**** Data provided ****
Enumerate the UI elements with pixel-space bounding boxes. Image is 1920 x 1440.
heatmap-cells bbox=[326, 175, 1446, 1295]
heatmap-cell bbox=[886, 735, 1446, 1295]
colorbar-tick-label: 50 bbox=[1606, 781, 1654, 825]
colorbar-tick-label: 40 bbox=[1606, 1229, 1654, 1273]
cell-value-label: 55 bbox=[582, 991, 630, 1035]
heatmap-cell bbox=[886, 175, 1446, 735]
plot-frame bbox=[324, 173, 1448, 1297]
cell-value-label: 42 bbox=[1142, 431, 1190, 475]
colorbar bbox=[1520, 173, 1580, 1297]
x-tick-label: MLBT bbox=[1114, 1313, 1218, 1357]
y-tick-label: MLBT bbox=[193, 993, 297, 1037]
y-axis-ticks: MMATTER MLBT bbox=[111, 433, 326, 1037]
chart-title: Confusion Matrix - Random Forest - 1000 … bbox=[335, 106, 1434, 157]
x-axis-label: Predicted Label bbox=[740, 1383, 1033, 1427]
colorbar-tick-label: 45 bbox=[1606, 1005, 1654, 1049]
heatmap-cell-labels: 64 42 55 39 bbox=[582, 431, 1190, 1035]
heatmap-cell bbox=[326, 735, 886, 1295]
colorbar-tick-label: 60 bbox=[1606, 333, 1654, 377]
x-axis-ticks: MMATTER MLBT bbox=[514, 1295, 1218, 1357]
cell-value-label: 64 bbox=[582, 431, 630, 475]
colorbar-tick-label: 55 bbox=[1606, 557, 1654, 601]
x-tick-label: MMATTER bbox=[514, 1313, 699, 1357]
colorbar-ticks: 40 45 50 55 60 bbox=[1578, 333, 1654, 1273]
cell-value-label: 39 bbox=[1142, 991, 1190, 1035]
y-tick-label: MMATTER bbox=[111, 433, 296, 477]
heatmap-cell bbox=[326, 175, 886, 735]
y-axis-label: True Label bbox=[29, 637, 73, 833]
****
Given problem
Set out the whole listing above as a numbered list, dropping any blank lines.

Worked solution
1. Enumerate the UI elements with pixel-space bounding boxes. Image is 1920 x 1440.
2. heatmap-cells bbox=[326, 175, 1446, 1295]
3. heatmap-cell bbox=[886, 735, 1446, 1295]
4. colorbar-tick-label: 50 bbox=[1606, 781, 1654, 825]
5. colorbar-tick-label: 40 bbox=[1606, 1229, 1654, 1273]
6. cell-value-label: 55 bbox=[582, 991, 630, 1035]
7. heatmap-cell bbox=[886, 175, 1446, 735]
8. plot-frame bbox=[324, 173, 1448, 1297]
9. cell-value-label: 42 bbox=[1142, 431, 1190, 475]
10. colorbar bbox=[1520, 173, 1580, 1297]
11. x-tick-label: MLBT bbox=[1114, 1313, 1218, 1357]
12. y-tick-label: MLBT bbox=[193, 993, 297, 1037]
13. y-axis-ticks: MMATTER MLBT bbox=[111, 433, 326, 1037]
14. chart-title: Confusion Matrix - Random Forest - 1000 … bbox=[335, 106, 1434, 157]
15. x-axis-label: Predicted Label bbox=[740, 1383, 1033, 1427]
16. colorbar-tick-label: 45 bbox=[1606, 1005, 1654, 1049]
17. heatmap-cell-labels: 64 42 55 39 bbox=[582, 431, 1190, 1035]
18. heatmap-cell bbox=[326, 735, 886, 1295]
19. colorbar-tick-label: 60 bbox=[1606, 333, 1654, 377]
20. x-axis-ticks: MMATTER MLBT bbox=[514, 1295, 1218, 1357]
21. cell-value-label: 64 bbox=[582, 431, 630, 475]
22. colorbar-tick-label: 55 bbox=[1606, 557, 1654, 601]
23. x-tick-label: MMATTER bbox=[514, 1313, 699, 1357]
24. colorbar-ticks: 40 45 50 55 60 bbox=[1578, 333, 1654, 1273]
25. cell-value-label: 39 bbox=[1142, 991, 1190, 1035]
26. y-tick-label: MMATTER bbox=[111, 433, 296, 477]
27. heatmap-cell bbox=[326, 175, 886, 735]
28. y-axis-label: True Label bbox=[29, 637, 73, 833]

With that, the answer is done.